──────── Information supplied

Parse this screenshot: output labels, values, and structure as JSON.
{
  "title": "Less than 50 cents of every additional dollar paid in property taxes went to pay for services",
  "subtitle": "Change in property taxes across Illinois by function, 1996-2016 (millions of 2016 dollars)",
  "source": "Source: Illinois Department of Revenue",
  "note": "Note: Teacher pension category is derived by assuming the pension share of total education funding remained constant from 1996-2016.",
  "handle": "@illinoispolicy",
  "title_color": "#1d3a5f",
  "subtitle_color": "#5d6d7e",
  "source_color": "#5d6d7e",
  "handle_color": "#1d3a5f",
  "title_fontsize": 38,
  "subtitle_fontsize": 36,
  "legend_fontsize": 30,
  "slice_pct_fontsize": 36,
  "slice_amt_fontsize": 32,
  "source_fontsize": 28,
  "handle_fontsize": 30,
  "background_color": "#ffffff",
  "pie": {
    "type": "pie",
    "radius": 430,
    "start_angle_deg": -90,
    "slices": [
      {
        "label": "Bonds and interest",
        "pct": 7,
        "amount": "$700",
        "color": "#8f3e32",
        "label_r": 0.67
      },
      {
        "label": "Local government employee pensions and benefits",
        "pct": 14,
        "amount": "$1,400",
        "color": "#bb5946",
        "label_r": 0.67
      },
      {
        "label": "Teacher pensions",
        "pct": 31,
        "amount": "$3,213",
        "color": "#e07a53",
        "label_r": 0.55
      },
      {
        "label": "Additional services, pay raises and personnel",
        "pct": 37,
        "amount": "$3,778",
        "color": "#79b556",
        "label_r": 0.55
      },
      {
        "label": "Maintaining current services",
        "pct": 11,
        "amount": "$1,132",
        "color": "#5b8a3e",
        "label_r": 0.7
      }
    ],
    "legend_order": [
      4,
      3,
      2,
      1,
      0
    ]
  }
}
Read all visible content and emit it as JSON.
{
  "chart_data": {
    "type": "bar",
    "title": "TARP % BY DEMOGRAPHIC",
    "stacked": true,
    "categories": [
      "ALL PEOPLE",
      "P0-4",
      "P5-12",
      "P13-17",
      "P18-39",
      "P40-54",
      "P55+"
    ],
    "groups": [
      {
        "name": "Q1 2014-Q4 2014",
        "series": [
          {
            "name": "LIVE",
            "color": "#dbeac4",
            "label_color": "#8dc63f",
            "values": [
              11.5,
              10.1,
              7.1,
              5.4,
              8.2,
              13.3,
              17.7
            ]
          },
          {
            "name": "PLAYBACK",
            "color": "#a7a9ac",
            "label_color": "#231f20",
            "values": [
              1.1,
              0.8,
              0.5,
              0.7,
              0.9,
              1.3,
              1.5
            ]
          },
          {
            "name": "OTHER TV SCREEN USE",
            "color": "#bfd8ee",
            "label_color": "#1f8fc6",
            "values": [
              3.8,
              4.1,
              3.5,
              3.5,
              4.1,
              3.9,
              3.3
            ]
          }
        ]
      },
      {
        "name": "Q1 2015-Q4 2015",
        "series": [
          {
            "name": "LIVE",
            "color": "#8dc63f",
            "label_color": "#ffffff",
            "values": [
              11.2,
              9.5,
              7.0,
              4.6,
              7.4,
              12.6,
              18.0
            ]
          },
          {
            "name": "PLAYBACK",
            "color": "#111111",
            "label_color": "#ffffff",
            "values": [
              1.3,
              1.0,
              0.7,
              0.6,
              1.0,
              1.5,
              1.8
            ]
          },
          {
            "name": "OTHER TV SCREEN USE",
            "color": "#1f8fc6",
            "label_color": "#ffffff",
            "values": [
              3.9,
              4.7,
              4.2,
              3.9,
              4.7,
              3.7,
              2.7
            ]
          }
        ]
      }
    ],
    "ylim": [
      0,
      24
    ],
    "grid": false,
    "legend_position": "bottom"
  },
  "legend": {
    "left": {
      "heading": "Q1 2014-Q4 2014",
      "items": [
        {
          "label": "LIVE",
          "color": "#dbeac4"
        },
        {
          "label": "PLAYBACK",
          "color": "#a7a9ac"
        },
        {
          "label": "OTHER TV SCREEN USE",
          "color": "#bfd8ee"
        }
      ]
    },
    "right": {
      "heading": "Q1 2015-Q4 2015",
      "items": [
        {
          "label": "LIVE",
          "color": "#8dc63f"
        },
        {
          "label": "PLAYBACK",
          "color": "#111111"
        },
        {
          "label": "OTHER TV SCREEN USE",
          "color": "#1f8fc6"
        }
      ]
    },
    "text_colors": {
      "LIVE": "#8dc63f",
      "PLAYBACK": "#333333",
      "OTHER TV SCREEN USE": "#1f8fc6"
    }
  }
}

────────────────

Task statement
Retype the entries exactly, including every line.

Full solution
Parse this screenshot: output labels, values, and structure as JSON.
{
  "title": "Less than 50 cents of every additional dollar paid in property taxes went to pay for services",
  "subtitle": "Change in property taxes across Illinois by function, 1996-2016 (millions of 2016 dollars)",
  "source": "Source: Illinois Department of Revenue",
  "note": "Note: Teacher pension category is derived by assuming the pension share of total education funding remained constant from 1996-2016.",
  "handle": "@illinoispolicy",
  "title_color": "#1d3a5f",
  "subtitle_color": "#5d6d7e",
  "source_color": "#5d6d7e",
  "handle_color": "#1d3a5f",
  "title_fontsize": 38,
  "subtitle_fontsize": 36,
  "legend_fontsize": 30,
  "slice_pct_fontsize": 36,
  "slice_amt_fontsize": 32,
  "source_fontsize": 28,
  "handle_fontsize": 30,
  "background_color": "#ffffff",
  "pie": {
    "type": "pie",
    "radius": 430,
    "start_angle_deg": -90,
    "slices": [
      {
        "label": "Bonds and interest",
        "pct": 7,
        "amount": "$700",
        "color": "#8f3e32",
        "label_r": 0.67
      },
      {
        "label": "Local government employee pensions and benefits",
        "pct": 14,
        "amount": "$1,400",
        "color": "#bb5946",
        "label_r": 0.67
      },
      {
        "label": "Teacher pensions",
        "pct": 31,
        "amount": "$3,213",
        "color": "#e07a53",
        "label_r": 0.55
      },
      {
        "label": "Additional services, pay raises and personnel",
        "pct": 37,
        "amount": "$3,778",
        "color": "#79b556",
        "label_r": 0.55
      },
      {
        "label": "Maintaining current services",
        "pct": 11,
        "amount": "$1,132",
        "color": "#5b8a3e",
        "label_r": 0.7
      }
    ],
    "legend_order": [
      4,
      3,
      2,
      1,
      0
    ]
  }
}
Read all visible content and emit it as JSON.
{
  "chart_data": {
    "type": "bar",
    "title": "TARP % BY DEMOGRAPHIC",
    "stacked": true,
    "categories": [
      "ALL PEOPLE",
      "P0-4",
      "P5-12",
      "P13-17",
      "P18-39",
      "P40-54",
      "P55+"
    ],
    "groups": [
      {
        "name": "Q1 2014-Q4 2014",
        "series": [
          {
            "name": "LIVE",
            "color": "#dbeac4",
            "label_color": "#8dc63f",
            "values": [
              11.5,
              10.1,
              7.1,
              5.4,
              8.2,
              13.3,
              17.7
            ]
          },
          {
            "name": "PLAYBACK",
            "color": "#a7a9ac",
            "label_color": "#231f20",
            "values": [
              1.1,
              0.8,
              0.5,
              0.7,
              0.9,
              1.3,
              1.5
            ]
          },
          {
            "name": "OTHER TV SCREEN USE",
            "color": "#bfd8ee",
            "label_color": "#1f8fc6",
            "values": [
              3.8,
              4.1,
              3.5,
              3.5,
              4.1,
              3.9,
              3.3
            ]
          }
        ]
      },
      {
        "name": "Q1 2015-Q4 2015",
        "series": [
          {
            "name": "LIVE",
            "color": "#8dc63f",
            "label_color": "#ffffff",
            "values": [
              11.2,
              9.5,
              7.0,
              4.6,
              7.4,
              12.6,
              18.0
            ]
          },
          {
            "name": "PLAYBACK",
            "color": "#111111",
            "label_color": "#ffffff",
            "values": [
              1.3,
              1.0,
              0.7,
              0.6,
              1.0,
              1.5,
              1.8
            ]
          },
          {
            "name": "OTHER TV SCREEN USE",
            "color": "#1f8fc6",
            "label_color": "#ffffff",
            "values": [
              3.9,
              4.7,
              4.2,
              3.9,
              4.7,
              3.7,
              2.7
            ]
          }
        ]
      }
    ],
    "ylim": [
      0,
      24
    ],
    "grid": false,
    "legend_position": "bottom"
  },
  "legend": {
    "left": {
      "heading": "Q1 2014-Q4 2014",
      "items": [
        {
          "label": "LIVE",
          "color": "#dbeac4"
        },
        {
          "label": "PLAYBACK",
          "color": "#a7a9ac"
        },
        {
          "label": "OTHER TV SCREEN USE",
          "color": "#bfd8ee"
        }
      ]
    },
    "right": {
      "heading": "Q1 2015-Q4 2015",
      "items": [
        {
          "label": "LIVE",
          "color": "#8dc63f"
        },
        {
          "label": "PLAYBACK",
          "color": "#111111"
        },
        {
          "label": "OTHER TV SCREEN USE",
          "color": "#1f8fc6"
        }
      ]
    },
    "text_colors": {
      "LIVE": "#8dc63f",
      "PLAYBACK": "#333333",
      "OTHER TV SCREEN USE": "#1f8fc6"
    }
  }
}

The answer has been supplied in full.